Make an exact copy of all the entries, with the pictures left out.

== == ==

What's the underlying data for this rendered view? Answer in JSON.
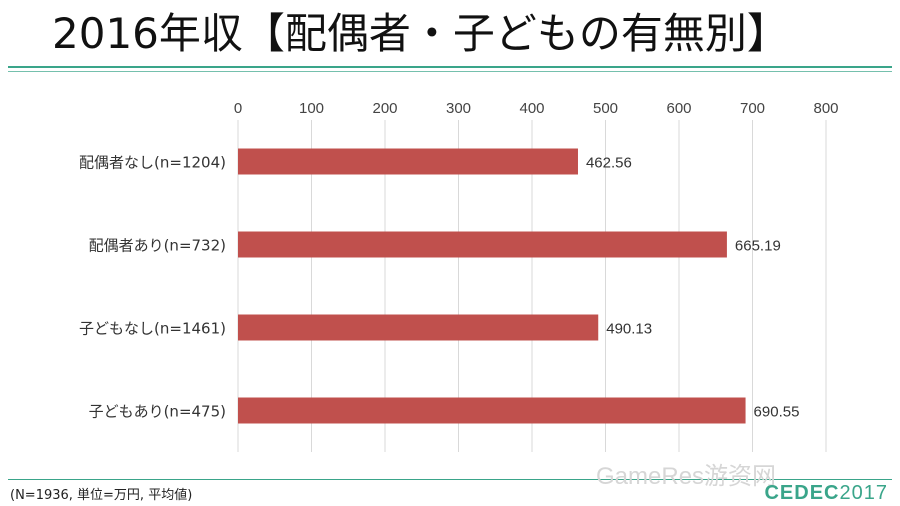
{
  "page": {
    "title": "2016年収【配偶者・子どもの有無別】",
    "note": "(N=1936, 単位=万円, 平均値)",
    "logo": "CEDEC",
    "logo_year": "2017",
    "watermark": "GameRes游资网"
  },
  "colors": {
    "bar": "#c0504d",
    "accent": "#3aa58a",
    "grid": "#d9d9d9"
  },
  "chart_data": {
    "type": "bar",
    "orientation": "horizontal",
    "categories": [
      "配偶者なし(n=1204)",
      "配偶者あり(n=732)",
      "子どもなし(n=1461)",
      "子どもあり(n=475)"
    ],
    "values": [
      462.56,
      665.19,
      490.13,
      690.55
    ],
    "value_labels": [
      "462.56",
      "665.19",
      "490.13",
      "690.55"
    ],
    "xlim": [
      0,
      800
    ],
    "ticks": [
      0,
      100,
      200,
      300,
      400,
      500,
      600,
      700,
      800
    ],
    "tick_labels": [
      "0",
      "100",
      "200",
      "300",
      "400",
      "500",
      "600",
      "700",
      "800"
    ],
    "axis_position": "top",
    "grid": true
  }
}
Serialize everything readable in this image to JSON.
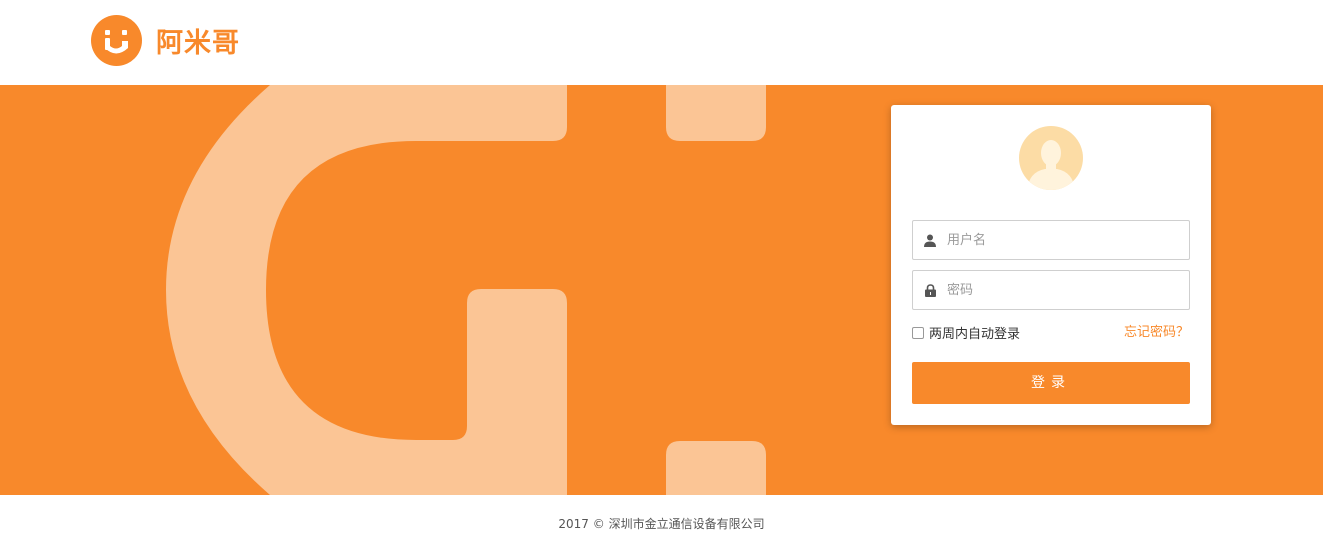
{
  "header": {
    "logo_text": "阿米哥",
    "logo_icon": "smile-logo-icon"
  },
  "login": {
    "avatar_icon": "user-avatar-icon",
    "username_placeholder": "用户名",
    "password_placeholder": "密码",
    "remember_label": "两周内自动登录",
    "forgot_label": "忘记密码？",
    "submit_label": "登录"
  },
  "footer": {
    "copyright": "2017 © 深圳市金立通信设备有限公司"
  },
  "colors": {
    "brand": "#f8892b",
    "brand_light": "#fbc595"
  }
}
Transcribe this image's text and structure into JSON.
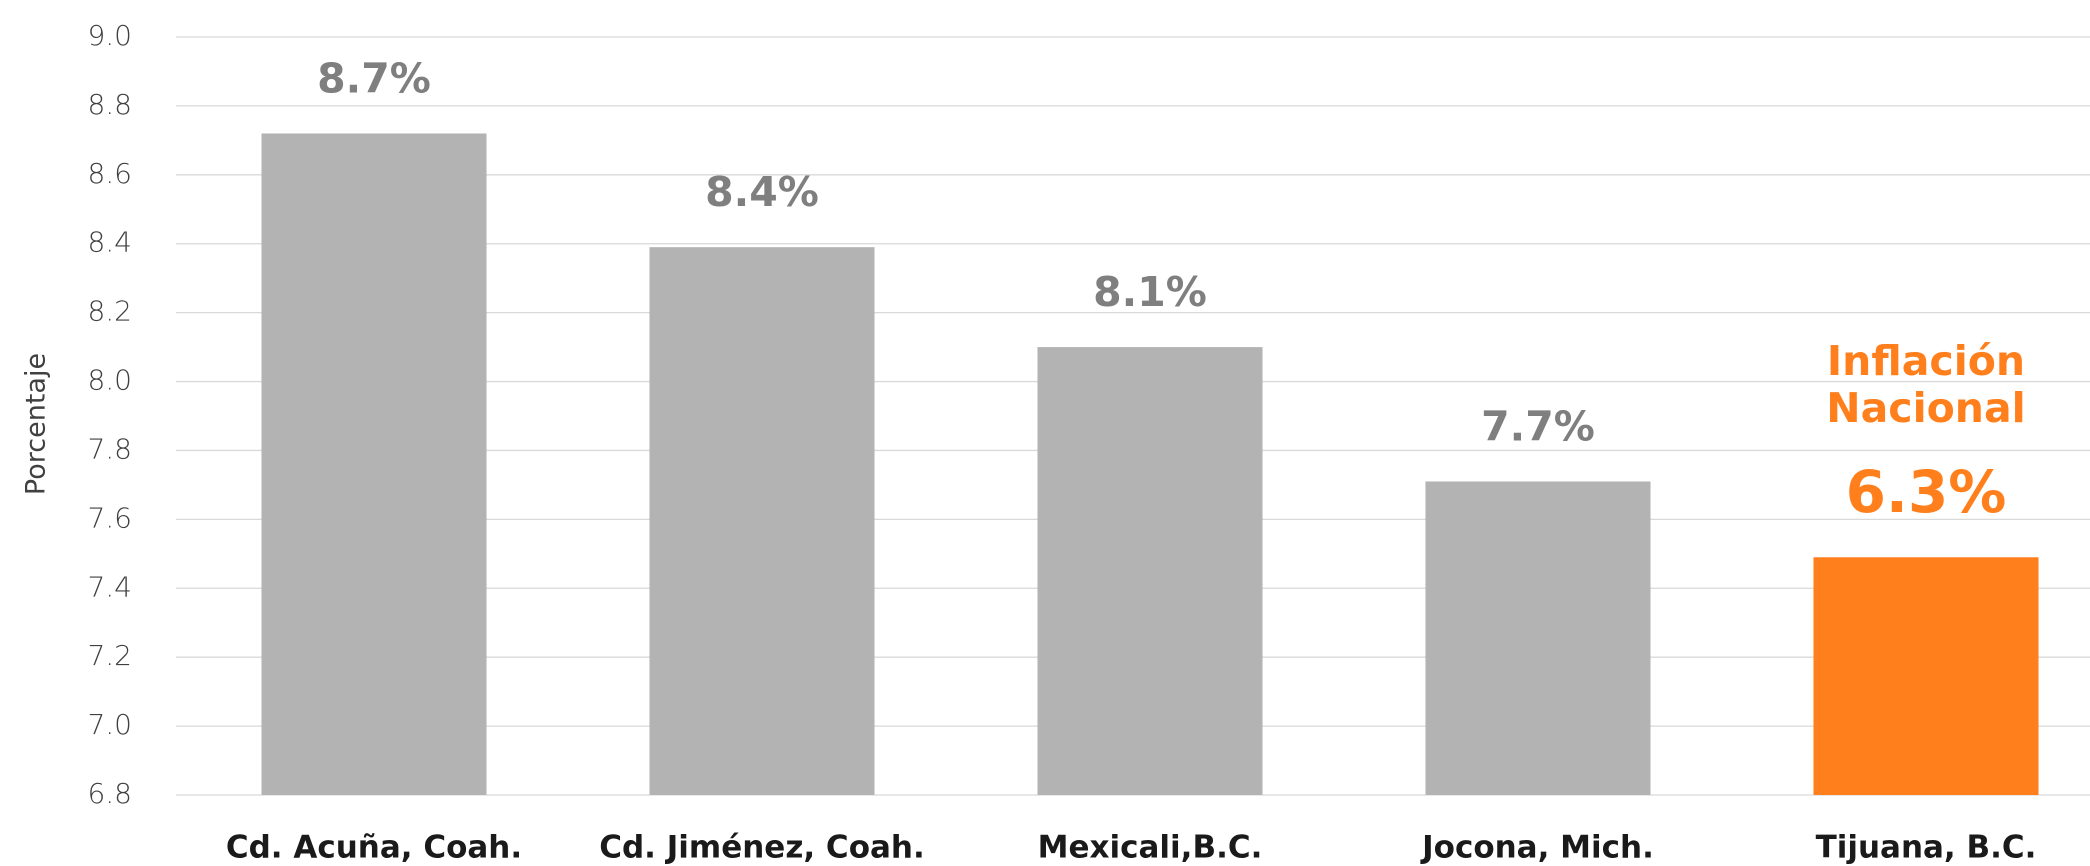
{
  "chart_data": {
    "type": "bar",
    "y_label": "Porcentaje",
    "categories": [
      "Cd. Acuña, Coah.",
      "Cd. Jiménez, Coah.",
      "Mexicali,B.C.",
      "Jocona, Mich.",
      "Tijuana, B.C."
    ],
    "values": [
      8.72,
      8.39,
      8.1,
      7.71,
      7.49
    ],
    "value_labels": [
      "8.7%",
      "8.4%",
      "8.1%",
      "7.7%",
      null
    ],
    "colors": [
      "#b3b3b3",
      "#b3b3b3",
      "#b3b3b3",
      "#b3b3b3",
      "#ff7f1c"
    ],
    "annotation": {
      "lines": [
        "Inflación",
        "Nacional"
      ],
      "text": "6.3%",
      "color": "#ff7f1c"
    },
    "ylim": [
      6.8,
      9.0
    ],
    "yticks": [
      6.8,
      {
        "value": 7,
        "label": "7.0"
      },
      7.2,
      7.4,
      7.6,
      7.8,
      {
        "value": 8,
        "label": "8.0"
      },
      8.2,
      8.4,
      8.6,
      8.8,
      {
        "value": 9,
        "label": "9.0"
      }
    ],
    "grid": true
  }
}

== == ==

◆ EXPECTED ANSWER ◆
What's the underlying data for this rendered view? Answer in JSON.
{
  "page": {
    "title": "2016年収【配偶者・子どもの有無別】",
    "note": "(N=1936, 単位=万円, 平均値)",
    "logo": "CEDEC",
    "logo_year": "2017",
    "watermark": "GameRes游资网"
  },
  "colors": {
    "bar": "#c0504d",
    "accent": "#3aa58a",
    "grid": "#d9d9d9"
  },
  "chart_data": {
    "type": "bar",
    "orientation": "horizontal",
    "categories": [
      "配偶者なし(n=1204)",
      "配偶者あり(n=732)",
      "子どもなし(n=1461)",
      "子どもあり(n=475)"
    ],
    "values": [
      462.56,
      665.19,
      490.13,
      690.55
    ],
    "value_labels": [
      "462.56",
      "665.19",
      "490.13",
      "690.55"
    ],
    "xlim": [
      0,
      800
    ],
    "ticks": [
      0,
      100,
      200,
      300,
      400,
      500,
      600,
      700,
      800
    ],
    "tick_labels": [
      "0",
      "100",
      "200",
      "300",
      "400",
      "500",
      "600",
      "700",
      "800"
    ],
    "axis_position": "top",
    "grid": true
  }
}
Serialize everything readable in this image to JSON.
{
  "header": {
    "logo_text": "阿米哥",
    "logo_icon": "smile-logo-icon"
  },
  "login": {
    "avatar_icon": "user-avatar-icon",
    "username_placeholder": "用户名",
    "password_placeholder": "密码",
    "remember_label": "两周内自动登录",
    "forgot_label": "忘记密码？",
    "submit_label": "登录"
  },
  "footer": {
    "copyright": "2017 © 深圳市金立通信设备有限公司"
  },
  "colors": {
    "brand": "#f8892b",
    "brand_light": "#fbc595"
  }
}
Transcribe this image's text and structure into JSON.
{
  "chart_data": {
    "type": "bar",
    "y_label": "Porcentaje",
    "categories": [
      "Cd. Acuña, Coah.",
      "Cd. Jiménez, Coah.",
      "Mexicali,B.C.",
      "Jocona, Mich.",
      "Tijuana, B.C."
    ],
    "values": [
      8.72,
      8.39,
      8.1,
      7.71,
      7.49
    ],
    "value_labels": [
      "8.7%",
      "8.4%",
      "8.1%",
      "7.7%",
      null
    ],
    "colors": [
      "#b3b3b3",
      "#b3b3b3",
      "#b3b3b3",
      "#b3b3b3",
      "#ff7f1c"
    ],
    "annotation": {
      "lines": [
        "Inflación",
        "Nacional"
      ],
      "text": "6.3%",
      "color": "#ff7f1c"
    },
    "ylim": [
      6.8,
      9.0
    ],
    "yticks": [
      6.8,
      {
        "value": 7,
        "label": "7.0"
      },
      7.2,
      7.4,
      7.6,
      7.8,
      {
        "value": 8,
        "label": "8.0"
      },
      8.2,
      8.4,
      8.6,
      8.8,
      {
        "value": 9,
        "label": "9.0"
      }
    ],
    "grid": true
  }
}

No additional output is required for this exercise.